═════ Records supplied ═════

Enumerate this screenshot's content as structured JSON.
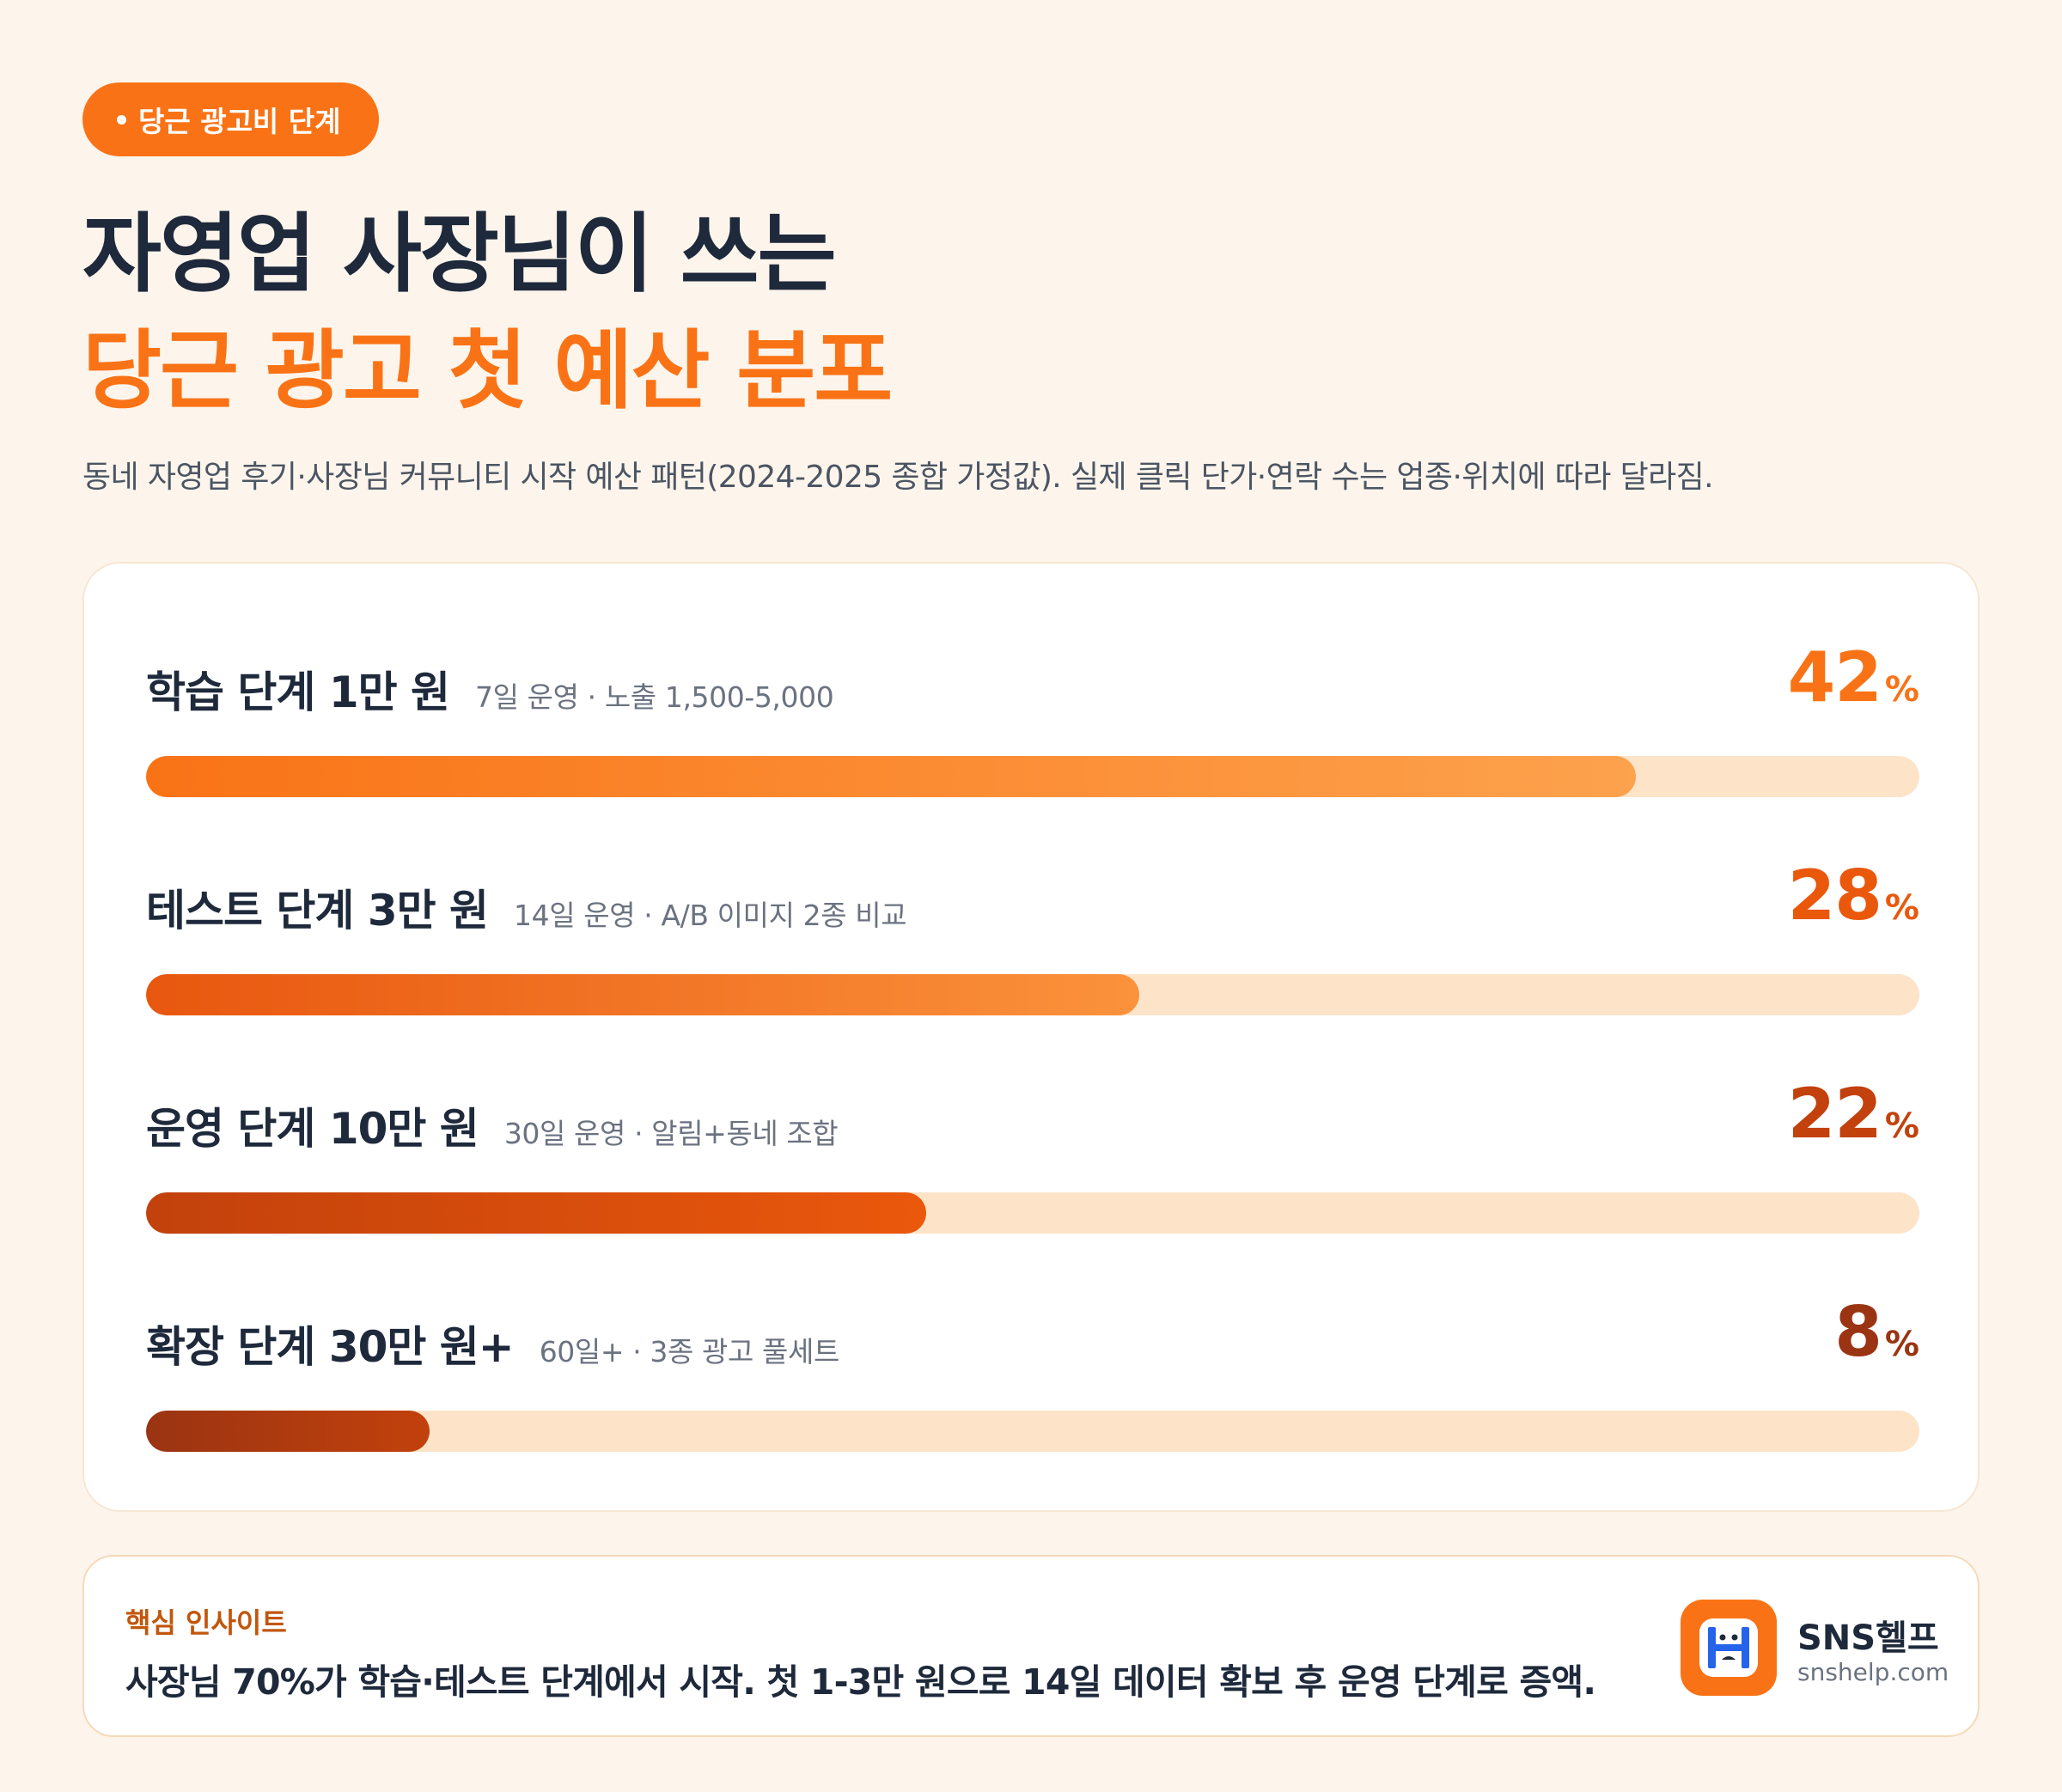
{
  "badge": {
    "label": "당근 광고비 단계"
  },
  "title": {
    "line1": "자영업 사장님이 쓰는",
    "line2": "당근 광고 첫 예산 분포"
  },
  "subtitle": "동네 자영업 후기·사장님 커뮤니티 시작 예산 패턴(2024-2025 종합 가정값). 실제 클릭 단가·연락 수는 업종·위치에 따라 달라짐.",
  "chart_data": {
    "type": "bar",
    "orientation": "horizontal",
    "categories": [
      "학습 단계 1만 원",
      "테스트 단계 3만 원",
      "운영 단계 10만 원",
      "확장 단계 30만 원+"
    ],
    "values": [
      42,
      28,
      22,
      8
    ],
    "unit": "%",
    "xlim": [
      0,
      50
    ]
  },
  "rows": [
    {
      "label": "학습 단계 1만 원",
      "sub": "7일 운영 · 노출 1,500-5,000",
      "value": "42",
      "unit": "%",
      "color": "#f97316",
      "grad_from": "#f97316",
      "grad_to": "#fda24d"
    },
    {
      "label": "테스트 단계 3만 원",
      "sub": "14일 운영 · A/B 이미지 2종 비교",
      "value": "28",
      "unit": "%",
      "color": "#ea580c",
      "grad_from": "#e8570f",
      "grad_to": "#fb923c"
    },
    {
      "label": "운영 단계 10만 원",
      "sub": "30일 운영 · 알림+동네 조합",
      "value": "22",
      "unit": "%",
      "color": "#c2410c",
      "grad_from": "#c2410c",
      "grad_to": "#ea580c"
    },
    {
      "label": "확장 단계 30만 원+",
      "sub": "60일+ · 3종 광고 풀세트",
      "value": "8",
      "unit": "%",
      "color": "#9a3412",
      "grad_from": "#9a3412",
      "grad_to": "#c2410c"
    }
  ],
  "insight": {
    "label": "핵심 인사이트",
    "text": "사장님 70%가 학습·테스트 단계에서 시작. 첫 1-3만 원으로 14일 데이터 확보 후 운영 단계로 증액."
  },
  "brand": {
    "name": "SNS헬프",
    "url": "snshelp.com",
    "logo_icon": "snshelp-logo-icon"
  }
}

═════

** Your objective **
All lines holding the word "color" should be picked out and copied.

** The reply **
      "color": "#f97316",
      "color": "#ea580c",
      "color": "#c2410c",
      "color": "#9a3412",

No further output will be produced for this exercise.